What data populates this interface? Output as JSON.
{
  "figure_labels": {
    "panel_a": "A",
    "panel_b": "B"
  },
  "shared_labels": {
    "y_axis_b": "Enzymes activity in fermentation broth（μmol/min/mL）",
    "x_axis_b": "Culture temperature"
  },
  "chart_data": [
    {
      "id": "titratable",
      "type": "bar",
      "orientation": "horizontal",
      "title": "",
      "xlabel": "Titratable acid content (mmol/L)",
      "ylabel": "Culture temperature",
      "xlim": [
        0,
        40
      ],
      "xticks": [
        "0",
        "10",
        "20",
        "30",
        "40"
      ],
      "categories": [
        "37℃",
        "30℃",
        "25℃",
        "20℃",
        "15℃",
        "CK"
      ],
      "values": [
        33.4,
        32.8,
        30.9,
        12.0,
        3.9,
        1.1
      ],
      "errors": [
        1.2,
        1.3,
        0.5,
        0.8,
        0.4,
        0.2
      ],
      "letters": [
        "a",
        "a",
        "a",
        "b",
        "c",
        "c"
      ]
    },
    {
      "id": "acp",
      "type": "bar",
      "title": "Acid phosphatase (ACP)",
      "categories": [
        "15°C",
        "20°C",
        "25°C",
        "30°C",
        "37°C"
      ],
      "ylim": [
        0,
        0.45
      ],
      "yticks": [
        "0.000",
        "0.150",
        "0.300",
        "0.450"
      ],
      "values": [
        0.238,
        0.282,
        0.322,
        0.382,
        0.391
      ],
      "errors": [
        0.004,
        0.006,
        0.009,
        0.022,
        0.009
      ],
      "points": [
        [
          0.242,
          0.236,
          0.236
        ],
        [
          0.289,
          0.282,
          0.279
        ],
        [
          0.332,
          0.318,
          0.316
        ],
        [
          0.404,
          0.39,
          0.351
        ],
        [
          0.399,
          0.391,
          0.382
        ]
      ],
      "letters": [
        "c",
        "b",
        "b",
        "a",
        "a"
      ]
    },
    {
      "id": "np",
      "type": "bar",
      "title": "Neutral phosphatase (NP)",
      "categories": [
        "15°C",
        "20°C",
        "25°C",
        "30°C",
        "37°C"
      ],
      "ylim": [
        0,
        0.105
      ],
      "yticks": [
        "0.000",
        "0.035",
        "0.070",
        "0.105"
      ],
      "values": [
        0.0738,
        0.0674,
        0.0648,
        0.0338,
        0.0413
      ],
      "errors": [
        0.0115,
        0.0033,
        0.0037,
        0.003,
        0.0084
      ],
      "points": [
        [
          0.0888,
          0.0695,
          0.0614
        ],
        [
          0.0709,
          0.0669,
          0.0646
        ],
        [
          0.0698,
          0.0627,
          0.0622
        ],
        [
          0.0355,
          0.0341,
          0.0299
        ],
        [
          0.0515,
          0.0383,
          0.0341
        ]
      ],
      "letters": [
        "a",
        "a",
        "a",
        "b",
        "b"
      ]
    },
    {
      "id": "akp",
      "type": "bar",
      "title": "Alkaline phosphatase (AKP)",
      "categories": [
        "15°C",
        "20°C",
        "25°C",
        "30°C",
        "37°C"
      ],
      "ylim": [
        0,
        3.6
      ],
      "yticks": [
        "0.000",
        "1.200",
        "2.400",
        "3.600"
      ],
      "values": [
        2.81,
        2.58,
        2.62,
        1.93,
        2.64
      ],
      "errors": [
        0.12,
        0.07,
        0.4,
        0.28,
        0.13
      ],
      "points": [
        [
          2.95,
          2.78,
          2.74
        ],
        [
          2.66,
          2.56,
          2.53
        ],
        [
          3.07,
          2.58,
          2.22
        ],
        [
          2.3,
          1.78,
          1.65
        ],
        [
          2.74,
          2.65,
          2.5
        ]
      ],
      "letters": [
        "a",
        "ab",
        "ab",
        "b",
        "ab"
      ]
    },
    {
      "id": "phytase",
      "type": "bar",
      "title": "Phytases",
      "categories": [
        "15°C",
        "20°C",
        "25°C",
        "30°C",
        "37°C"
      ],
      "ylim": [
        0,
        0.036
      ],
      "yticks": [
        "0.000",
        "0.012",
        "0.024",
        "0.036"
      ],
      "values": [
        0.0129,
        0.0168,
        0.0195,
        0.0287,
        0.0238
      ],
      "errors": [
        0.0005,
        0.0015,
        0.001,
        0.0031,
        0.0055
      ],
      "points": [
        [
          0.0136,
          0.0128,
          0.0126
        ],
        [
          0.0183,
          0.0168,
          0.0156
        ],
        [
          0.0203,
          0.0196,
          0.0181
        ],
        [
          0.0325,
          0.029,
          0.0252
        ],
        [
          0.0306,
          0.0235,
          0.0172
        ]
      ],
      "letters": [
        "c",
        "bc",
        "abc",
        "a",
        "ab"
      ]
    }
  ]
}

=== Problem ===
Please copy out the data above exactly.

=== Your solution ===
What data populates this interface? Output as JSON.
{
  "figure_labels": {
    "panel_a": "A",
    "panel_b": "B"
  },
  "shared_labels": {
    "y_axis_b": "Enzymes activity in fermentation broth（μmol/min/mL）",
    "x_axis_b": "Culture temperature"
  },
  "chart_data": [
    {
      "id": "titratable",
      "type": "bar",
      "orientation": "horizontal",
      "title": "",
      "xlabel": "Titratable acid content (mmol/L)",
      "ylabel": "Culture temperature",
      "xlim": [
        0,
        40
      ],
      "xticks": [
        "0",
        "10",
        "20",
        "30",
        "40"
      ],
      "categories": [
        "37℃",
        "30℃",
        "25℃",
        "20℃",
        "15℃",
        "CK"
      ],
      "values": [
        33.4,
        32.8,
        30.9,
        12.0,
        3.9,
        1.1
      ],
      "errors": [
        1.2,
        1.3,
        0.5,
        0.8,
        0.4,
        0.2
      ],
      "letters": [
        "a",
        "a",
        "a",
        "b",
        "c",
        "c"
      ]
    },
    {
      "id": "acp",
      "type": "bar",
      "title": "Acid phosphatase (ACP)",
      "categories": [
        "15°C",
        "20°C",
        "25°C",
        "30°C",
        "37°C"
      ],
      "ylim": [
        0,
        0.45
      ],
      "yticks": [
        "0.000",
        "0.150",
        "0.300",
        "0.450"
      ],
      "values": [
        0.238,
        0.282,
        0.322,
        0.382,
        0.391
      ],
      "errors": [
        0.004,
        0.006,
        0.009,
        0.022,
        0.009
      ],
      "points": [
        [
          0.242,
          0.236,
          0.236
        ],
        [
          0.289,
          0.282,
          0.279
        ],
        [
          0.332,
          0.318,
          0.316
        ],
        [
          0.404,
          0.39,
          0.351
        ],
        [
          0.399,
          0.391,
          0.382
        ]
      ],
      "letters": [
        "c",
        "b",
        "b",
        "a",
        "a"
      ]
    },
    {
      "id": "np",
      "type": "bar",
      "title": "Neutral phosphatase (NP)",
      "categories": [
        "15°C",
        "20°C",
        "25°C",
        "30°C",
        "37°C"
      ],
      "ylim": [
        0,
        0.105
      ],
      "yticks": [
        "0.000",
        "0.035",
        "0.070",
        "0.105"
      ],
      "values": [
        0.0738,
        0.0674,
        0.0648,
        0.0338,
        0.0413
      ],
      "errors": [
        0.0115,
        0.0033,
        0.0037,
        0.003,
        0.0084
      ],
      "points": [
        [
          0.0888,
          0.0695,
          0.0614
        ],
        [
          0.0709,
          0.0669,
          0.0646
        ],
        [
          0.0698,
          0.0627,
          0.0622
        ],
        [
          0.0355,
          0.0341,
          0.0299
        ],
        [
          0.0515,
          0.0383,
          0.0341
        ]
      ],
      "letters": [
        "a",
        "a",
        "a",
        "b",
        "b"
      ]
    },
    {
      "id": "akp",
      "type": "bar",
      "title": "Alkaline phosphatase (AKP)",
      "categories": [
        "15°C",
        "20°C",
        "25°C",
        "30°C",
        "37°C"
      ],
      "ylim": [
        0,
        3.6
      ],
      "yticks": [
        "0.000",
        "1.200",
        "2.400",
        "3.600"
      ],
      "values": [
        2.81,
        2.58,
        2.62,
        1.93,
        2.64
      ],
      "errors": [
        0.12,
        0.07,
        0.4,
        0.28,
        0.13
      ],
      "points": [
        [
          2.95,
          2.78,
          2.74
        ],
        [
          2.66,
          2.56,
          2.53
        ],
        [
          3.07,
          2.58,
          2.22
        ],
        [
          2.3,
          1.78,
          1.65
        ],
        [
          2.74,
          2.65,
          2.5
        ]
      ],
      "letters": [
        "a",
        "ab",
        "ab",
        "b",
        "ab"
      ]
    },
    {
      "id": "phytase",
      "type": "bar",
      "title": "Phytases",
      "categories": [
        "15°C",
        "20°C",
        "25°C",
        "30°C",
        "37°C"
      ],
      "ylim": [
        0,
        0.036
      ],
      "yticks": [
        "0.000",
        "0.012",
        "0.024",
        "0.036"
      ],
      "values": [
        0.0129,
        0.0168,
        0.0195,
        0.0287,
        0.0238
      ],
      "errors": [
        0.0005,
        0.0015,
        0.001,
        0.0031,
        0.0055
      ],
      "points": [
        [
          0.0136,
          0.0128,
          0.0126
        ],
        [
          0.0183,
          0.0168,
          0.0156
        ],
        [
          0.0203,
          0.0196,
          0.0181
        ],
        [
          0.0325,
          0.029,
          0.0252
        ],
        [
          0.0306,
          0.0235,
          0.0172
        ]
      ],
      "letters": [
        "c",
        "bc",
        "abc",
        "a",
        "ab"
      ]
    }
  ]
}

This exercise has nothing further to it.